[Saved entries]
# # #

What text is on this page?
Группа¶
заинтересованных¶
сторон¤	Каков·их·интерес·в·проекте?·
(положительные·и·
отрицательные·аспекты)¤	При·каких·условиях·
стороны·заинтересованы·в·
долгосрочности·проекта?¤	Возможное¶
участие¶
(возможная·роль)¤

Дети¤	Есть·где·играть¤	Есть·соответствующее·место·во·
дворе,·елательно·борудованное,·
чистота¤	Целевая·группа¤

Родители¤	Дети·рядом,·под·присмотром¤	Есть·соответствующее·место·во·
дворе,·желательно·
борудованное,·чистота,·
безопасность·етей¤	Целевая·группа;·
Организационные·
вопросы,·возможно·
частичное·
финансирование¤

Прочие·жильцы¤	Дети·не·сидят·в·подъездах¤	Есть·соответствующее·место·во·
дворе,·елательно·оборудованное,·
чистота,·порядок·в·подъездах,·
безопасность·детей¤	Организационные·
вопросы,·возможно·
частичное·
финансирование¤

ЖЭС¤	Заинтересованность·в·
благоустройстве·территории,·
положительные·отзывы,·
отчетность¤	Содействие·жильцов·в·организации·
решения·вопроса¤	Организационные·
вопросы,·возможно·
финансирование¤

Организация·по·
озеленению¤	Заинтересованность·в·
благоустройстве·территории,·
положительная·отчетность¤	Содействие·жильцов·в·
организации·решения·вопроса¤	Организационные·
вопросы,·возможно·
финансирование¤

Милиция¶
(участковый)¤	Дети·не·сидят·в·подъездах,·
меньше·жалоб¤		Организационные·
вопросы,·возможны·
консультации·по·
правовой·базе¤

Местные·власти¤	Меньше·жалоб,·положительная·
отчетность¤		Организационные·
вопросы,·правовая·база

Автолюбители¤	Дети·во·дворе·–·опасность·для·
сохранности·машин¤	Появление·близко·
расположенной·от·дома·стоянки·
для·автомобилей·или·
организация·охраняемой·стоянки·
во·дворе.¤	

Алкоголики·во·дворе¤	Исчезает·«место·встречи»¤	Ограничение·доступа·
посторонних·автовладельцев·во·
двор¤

# # #

AIM ::
Print the records above exactly as they appear.

OUTPUT OF THE EXERCISE ::
What text is on this page?
Группа¶
заинтересованных¶
сторон¤	Каков·их·интерес·в·проекте?·
(положительные·и·
отрицательные·аспекты)¤	При·каких·условиях·
стороны·заинтересованы·в·
долгосрочности·проекта?¤	Возможное¶
участие¶
(возможная·роль)¤

Дети¤	Есть·где·играть¤	Есть·соответствующее·место·во·
дворе,·елательно·борудованное,·
чистота¤	Целевая·группа¤

Родители¤	Дети·рядом,·под·присмотром¤	Есть·соответствующее·место·во·
дворе,·желательно·
борудованное,·чистота,·
безопасность·етей¤	Целевая·группа;·
Организационные·
вопросы,·возможно·
частичное·
финансирование¤

Прочие·жильцы¤	Дети·не·сидят·в·подъездах¤	Есть·соответствующее·место·во·
дворе,·елательно·оборудованное,·
чистота,·порядок·в·подъездах,·
безопасность·детей¤	Организационные·
вопросы,·возможно·
частичное·
финансирование¤

ЖЭС¤	Заинтересованность·в·
благоустройстве·территории,·
положительные·отзывы,·
отчетность¤	Содействие·жильцов·в·организации·
решения·вопроса¤	Организационные·
вопросы,·возможно·
финансирование¤

Организация·по·
озеленению¤	Заинтересованность·в·
благоустройстве·территории,·
положительная·отчетность¤	Содействие·жильцов·в·
организации·решения·вопроса¤	Организационные·
вопросы,·возможно·
финансирование¤

Милиция¶
(участковый)¤	Дети·не·сидят·в·подъездах,·
меньше·жалоб¤		Организационные·
вопросы,·возможны·
консультации·по·
правовой·базе¤

Местные·власти¤	Меньше·жалоб,·положительная·
отчетность¤		Организационные·
вопросы,·правовая·база

Автолюбители¤	Дети·во·дворе·–·опасность·для·
сохранности·машин¤	Появление·близко·
расположенной·от·дома·стоянки·
для·автомобилей·или·
организация·охраняемой·стоянки·
во·дворе.¤	

Алкоголики·во·дворе¤	Исчезает·«место·встречи»¤	Ограничение·доступа·
посторонних·автовладельцев·во·
двор¤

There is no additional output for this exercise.